#### [TASK]
Copy out every entry below word for word, leaving out the pictures.

#### [INFORMATION SHOWN]
** BEGIN **
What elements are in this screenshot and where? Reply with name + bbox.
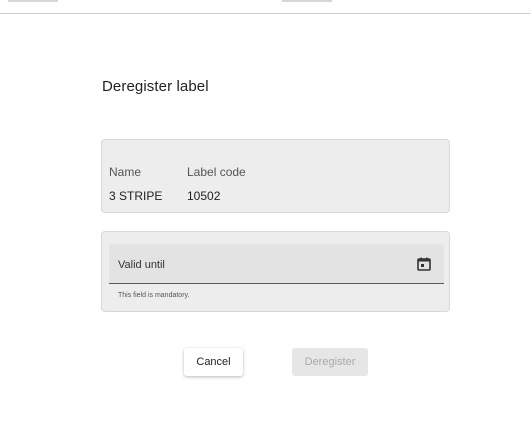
name-header: Name [109, 165, 142, 179]
valid-until-input[interactable]: Valid until [109, 244, 444, 284]
background-page-edge [0, 0, 531, 14]
label-info-card: Name Label code 3 STRIPE 10502 [101, 139, 450, 213]
mandatory-hint: This field is mandatory. [118, 292, 190, 299]
label-code-header: Label code [187, 165, 246, 179]
valid-until-label: Valid until [118, 259, 165, 271]
background-text-fragment [282, 0, 332, 2]
label-code-value: 10502 [187, 189, 221, 203]
name-value: 3 STRIPE [109, 189, 163, 203]
valid-until-card: Valid until This field is mandatory. [101, 231, 450, 312]
background-text-fragment [8, 0, 58, 2]
dialog-title: Deregister label [102, 78, 209, 95]
deregister-button[interactable]: Deregister [292, 348, 368, 376]
calendar-icon[interactable] [417, 257, 431, 271]
cancel-button[interactable]: Cancel [184, 348, 243, 376]
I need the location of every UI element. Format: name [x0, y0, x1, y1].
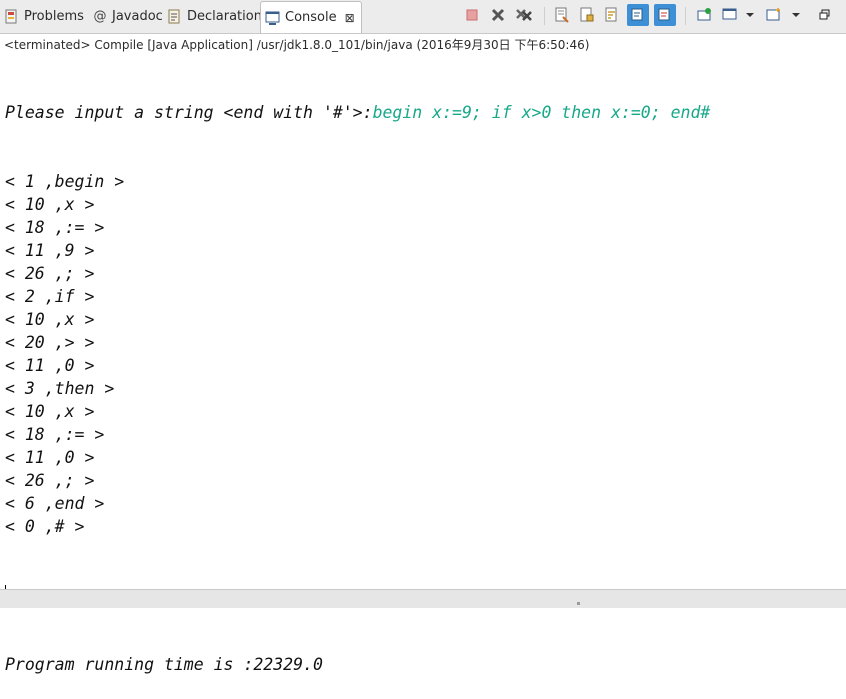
- console-line: < 1 ,begin >: [5, 172, 125, 191]
- display-console-icon[interactable]: [721, 6, 739, 24]
- console-line: < 10 ,x >: [5, 195, 95, 214]
- console-line: < 10 ,x >: [5, 310, 95, 329]
- console-line: < 26 ,; >: [5, 471, 95, 490]
- tab-label: Declaration: [187, 9, 262, 24]
- console-line: < 18 ,:= >: [5, 425, 105, 444]
- tab-declaration[interactable]: Declaration: [167, 2, 262, 31]
- open-console-icon[interactable]: [765, 6, 783, 24]
- clear-console-icon[interactable]: [553, 6, 571, 24]
- pin-console-icon[interactable]: [695, 6, 713, 24]
- tab-label: Console: [285, 10, 337, 25]
- close-icon[interactable]: ⊠: [345, 11, 355, 25]
- at-icon: @: [93, 8, 107, 24]
- tab-javadoc[interactable]: @ Javadoc: [92, 2, 163, 31]
- console-status: <terminated> Compile [Java Application] …: [4, 38, 590, 52]
- show-on-stdout-icon[interactable]: [627, 4, 649, 26]
- console-line: < 26 ,; >: [5, 264, 95, 283]
- console-line: < 11 ,9 >: [5, 241, 95, 260]
- console-line: < 20 ,> >: [5, 333, 95, 352]
- user-input-text: begin x:=9; if x>0 then x:=0; end#: [372, 103, 711, 122]
- minimize-icon[interactable]: [816, 6, 834, 24]
- console-line: < 11 ,0 >: [5, 448, 95, 467]
- problems-icon: [4, 9, 20, 25]
- remove-all-terminated-icon[interactable]: [515, 6, 533, 24]
- console-line: < 0 ,# >: [5, 517, 85, 536]
- show-on-stderr-icon[interactable]: [654, 4, 676, 26]
- chevron-down-icon[interactable]: [787, 6, 805, 24]
- tab-console[interactable]: Console ⊠: [260, 1, 362, 33]
- word-wrap-icon[interactable]: [603, 6, 621, 24]
- console-icon: [265, 10, 281, 26]
- tab-label: Javadoc: [112, 9, 163, 24]
- console-line: < 2 ,if >: [5, 287, 95, 306]
- console-line: < 10 ,x >: [5, 402, 95, 421]
- scroll-lock-icon[interactable]: [578, 6, 596, 24]
- console-line: < 11 ,0 >: [5, 356, 95, 375]
- bottom-status-bar: [0, 589, 846, 608]
- console-line: < 6 ,end >: [5, 494, 105, 513]
- chevron-down-icon[interactable]: [741, 6, 759, 24]
- prompt-line: Please input a string <end with '#'>:beg…: [5, 101, 841, 124]
- runtime-line: Program running time is :22329.0: [5, 655, 323, 674]
- console-line: < 3 ,then >: [5, 379, 115, 398]
- declaration-icon: [167, 9, 183, 25]
- tab-problems[interactable]: Problems: [4, 2, 84, 31]
- terminate-icon[interactable]: [463, 6, 481, 24]
- resize-grip[interactable]: [577, 602, 580, 605]
- console-line: < 18 ,:= >: [5, 218, 105, 237]
- prompt-text: Please input a string <end with '#'>:: [5, 103, 373, 122]
- tab-label: Problems: [24, 9, 84, 24]
- view-tab-bar: Problems @ Javadoc Declaration Console ⊠: [0, 0, 846, 34]
- remove-launch-icon[interactable]: [489, 6, 507, 24]
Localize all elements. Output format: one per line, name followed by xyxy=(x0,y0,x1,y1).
** END **
#### [CORRECT RESPONSE]
What elements are in this screenshot and where? Reply with name + bbox.
name-header: Name [109, 165, 142, 179]
valid-until-input[interactable]: Valid until [109, 244, 444, 284]
background-page-edge [0, 0, 531, 14]
label-info-card: Name Label code 3 STRIPE 10502 [101, 139, 450, 213]
mandatory-hint: This field is mandatory. [118, 292, 190, 299]
label-code-header: Label code [187, 165, 246, 179]
valid-until-label: Valid until [118, 259, 165, 271]
background-text-fragment [282, 0, 332, 2]
label-code-value: 10502 [187, 189, 221, 203]
name-value: 3 STRIPE [109, 189, 163, 203]
valid-until-card: Valid until This field is mandatory. [101, 231, 450, 312]
background-text-fragment [8, 0, 58, 2]
dialog-title: Deregister label [102, 78, 209, 95]
deregister-button[interactable]: Deregister [292, 348, 368, 376]
calendar-icon[interactable] [417, 257, 431, 271]
cancel-button[interactable]: Cancel [184, 348, 243, 376]
I need the location of every UI element. Format: name [x0, y0, x1, y1].
- console-line: < 1 ,begin >: [5, 172, 125, 191]
- display-console-icon[interactable]: [721, 6, 739, 24]
- console-line: < 10 ,x >: [5, 195, 95, 214]
- console-line: < 10 ,x >: [5, 310, 95, 329]
- console-line: < 26 ,; >: [5, 471, 95, 490]
- tab-label: Declaration: [187, 9, 262, 24]
- console-line: < 18 ,:= >: [5, 425, 105, 444]
- tab-declaration[interactable]: Declaration: [167, 2, 262, 31]
- open-console-icon[interactable]: [765, 6, 783, 24]
- clear-console-icon[interactable]: [553, 6, 571, 24]
- pin-console-icon[interactable]: [695, 6, 713, 24]
- tab-label: Console: [285, 10, 337, 25]
- close-icon[interactable]: ⊠: [345, 11, 355, 25]
- at-icon: @: [93, 8, 107, 24]
- tab-javadoc[interactable]: @ Javadoc: [92, 2, 163, 31]
- console-status: <terminated> Compile [Java Application] …: [4, 38, 590, 52]
- show-on-stdout-icon[interactable]: [627, 4, 649, 26]
- console-line: < 26 ,; >: [5, 264, 95, 283]
- console-line: < 11 ,9 >: [5, 241, 95, 260]
- console-line: < 20 ,> >: [5, 333, 95, 352]
- user-input-text: begin x:=9; if x>0 then x:=0; end#: [372, 103, 711, 122]
- minimize-icon[interactable]: [816, 6, 834, 24]
- console-line: < 11 ,0 >: [5, 448, 95, 467]
- problems-icon: [4, 9, 20, 25]
- remove-all-terminated-icon[interactable]: [515, 6, 533, 24]
- console-line: < 0 ,# >: [5, 517, 85, 536]
- show-on-stderr-icon[interactable]: [654, 4, 676, 26]
- chevron-down-icon[interactable]: [787, 6, 805, 24]
- tab-console[interactable]: Console ⊠: [260, 1, 362, 33]
- word-wrap-icon[interactable]: [603, 6, 621, 24]
- console-icon: [265, 10, 281, 26]
- tab-label: Javadoc: [112, 9, 163, 24]
- console-line: < 2 ,if >: [5, 287, 95, 306]
- console-line: < 10 ,x >: [5, 402, 95, 421]
- scroll-lock-icon[interactable]: [578, 6, 596, 24]
- console-line: < 11 ,0 >: [5, 356, 95, 375]
- bottom-status-bar: [0, 589, 846, 608]
- console-line: < 6 ,end >: [5, 494, 105, 513]
- chevron-down-icon[interactable]: [741, 6, 759, 24]
- prompt-line: Please input a string <end with '#'>:beg…: [5, 101, 841, 124]
- runtime-line: Program running time is :22329.0: [5, 655, 323, 674]
- console-line: < 3 ,then >: [5, 379, 115, 398]
- declaration-icon: [167, 9, 183, 25]
- tab-problems[interactable]: Problems: [4, 2, 84, 31]
- terminate-icon[interactable]: [463, 6, 481, 24]
- resize-grip[interactable]: [577, 602, 580, 605]
- console-line: < 18 ,:= >: [5, 218, 105, 237]
- prompt-text: Please input a string <end with '#'>:: [5, 103, 373, 122]
- tab-label: Problems: [24, 9, 84, 24]
- view-tab-bar: Problems @ Javadoc Declaration Console ⊠: [0, 0, 846, 34]
- remove-launch-icon[interactable]: [489, 6, 507, 24]
Localize all elements. Output format: one per line, name followed by xyxy=(x0,y0,x1,y1).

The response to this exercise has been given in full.